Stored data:
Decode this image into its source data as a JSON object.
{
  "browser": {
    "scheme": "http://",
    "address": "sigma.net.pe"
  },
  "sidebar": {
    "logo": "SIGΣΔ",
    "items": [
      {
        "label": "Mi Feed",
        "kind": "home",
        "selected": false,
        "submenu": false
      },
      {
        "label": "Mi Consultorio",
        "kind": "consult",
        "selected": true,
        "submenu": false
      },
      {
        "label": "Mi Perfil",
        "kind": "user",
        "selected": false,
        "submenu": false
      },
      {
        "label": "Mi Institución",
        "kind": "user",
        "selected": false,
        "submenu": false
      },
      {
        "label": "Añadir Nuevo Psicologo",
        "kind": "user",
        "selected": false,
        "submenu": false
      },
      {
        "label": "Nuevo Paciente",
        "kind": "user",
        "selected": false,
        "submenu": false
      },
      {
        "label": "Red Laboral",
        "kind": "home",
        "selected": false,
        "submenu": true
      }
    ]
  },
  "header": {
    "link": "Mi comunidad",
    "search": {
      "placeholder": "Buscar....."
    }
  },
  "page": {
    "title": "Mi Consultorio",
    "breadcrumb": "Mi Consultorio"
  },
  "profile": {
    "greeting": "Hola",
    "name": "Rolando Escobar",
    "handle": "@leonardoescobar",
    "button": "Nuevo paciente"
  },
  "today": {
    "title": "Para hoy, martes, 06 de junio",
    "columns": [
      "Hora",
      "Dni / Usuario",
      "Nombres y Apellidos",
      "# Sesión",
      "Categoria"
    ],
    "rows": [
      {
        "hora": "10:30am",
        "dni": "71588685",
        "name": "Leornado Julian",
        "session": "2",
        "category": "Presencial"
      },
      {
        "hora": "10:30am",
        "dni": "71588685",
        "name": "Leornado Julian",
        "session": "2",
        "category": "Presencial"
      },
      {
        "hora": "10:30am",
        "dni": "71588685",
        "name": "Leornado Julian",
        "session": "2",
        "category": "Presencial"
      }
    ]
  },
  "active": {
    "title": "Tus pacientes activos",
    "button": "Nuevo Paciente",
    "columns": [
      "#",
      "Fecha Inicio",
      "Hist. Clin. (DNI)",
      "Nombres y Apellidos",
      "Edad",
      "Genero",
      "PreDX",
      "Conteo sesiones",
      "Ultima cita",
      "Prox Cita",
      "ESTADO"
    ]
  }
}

→ Problem details:
Print out all the entries precisely as written.

→ Exercise response:
Decode this image into its source data as a JSON object.
{
  "browser": {
    "scheme": "http://",
    "address": "sigma.net.pe"
  },
  "sidebar": {
    "logo": "SIGΣΔ",
    "items": [
      {
        "label": "Mi Feed",
        "kind": "home",
        "selected": false,
        "submenu": false
      },
      {
        "label": "Mi Consultorio",
        "kind": "consult",
        "selected": true,
        "submenu": false
      },
      {
        "label": "Mi Perfil",
        "kind": "user",
        "selected": false,
        "submenu": false
      },
      {
        "label": "Mi Institución",
        "kind": "user",
        "selected": false,
        "submenu": false
      },
      {
        "label": "Añadir Nuevo Psicologo",
        "kind": "user",
        "selected": false,
        "submenu": false
      },
      {
        "label": "Nuevo Paciente",
        "kind": "user",
        "selected": false,
        "submenu": false
      },
      {
        "label": "Red Laboral",
        "kind": "home",
        "selected": false,
        "submenu": true
      }
    ]
  },
  "header": {
    "link": "Mi comunidad",
    "search": {
      "placeholder": "Buscar....."
    }
  },
  "page": {
    "title": "Mi Consultorio",
    "breadcrumb": "Mi Consultorio"
  },
  "profile": {
    "greeting": "Hola",
    "name": "Rolando Escobar",
    "handle": "@leonardoescobar",
    "button": "Nuevo paciente"
  },
  "today": {
    "title": "Para hoy, martes, 06 de junio",
    "columns": [
      "Hora",
      "Dni / Usuario",
      "Nombres y Apellidos",
      "# Sesión",
      "Categoria"
    ],
    "rows": [
      {
        "hora": "10:30am",
        "dni": "71588685",
        "name": "Leornado Julian",
        "session": "2",
        "category": "Presencial"
      },
      {
        "hora": "10:30am",
        "dni": "71588685",
        "name": "Leornado Julian",
        "session": "2",
        "category": "Presencial"
      },
      {
        "hora": "10:30am",
        "dni": "71588685",
        "name": "Leornado Julian",
        "session": "2",
        "category": "Presencial"
      }
    ]
  },
  "active": {
    "title": "Tus pacientes activos",
    "button": "Nuevo Paciente",
    "columns": [
      "#",
      "Fecha Inicio",
      "Hist. Clin. (DNI)",
      "Nombres y Apellidos",
      "Edad",
      "Genero",
      "PreDX",
      "Conteo sesiones",
      "Ultima cita",
      "Prox Cita",
      "ESTADO"
    ]
  }
}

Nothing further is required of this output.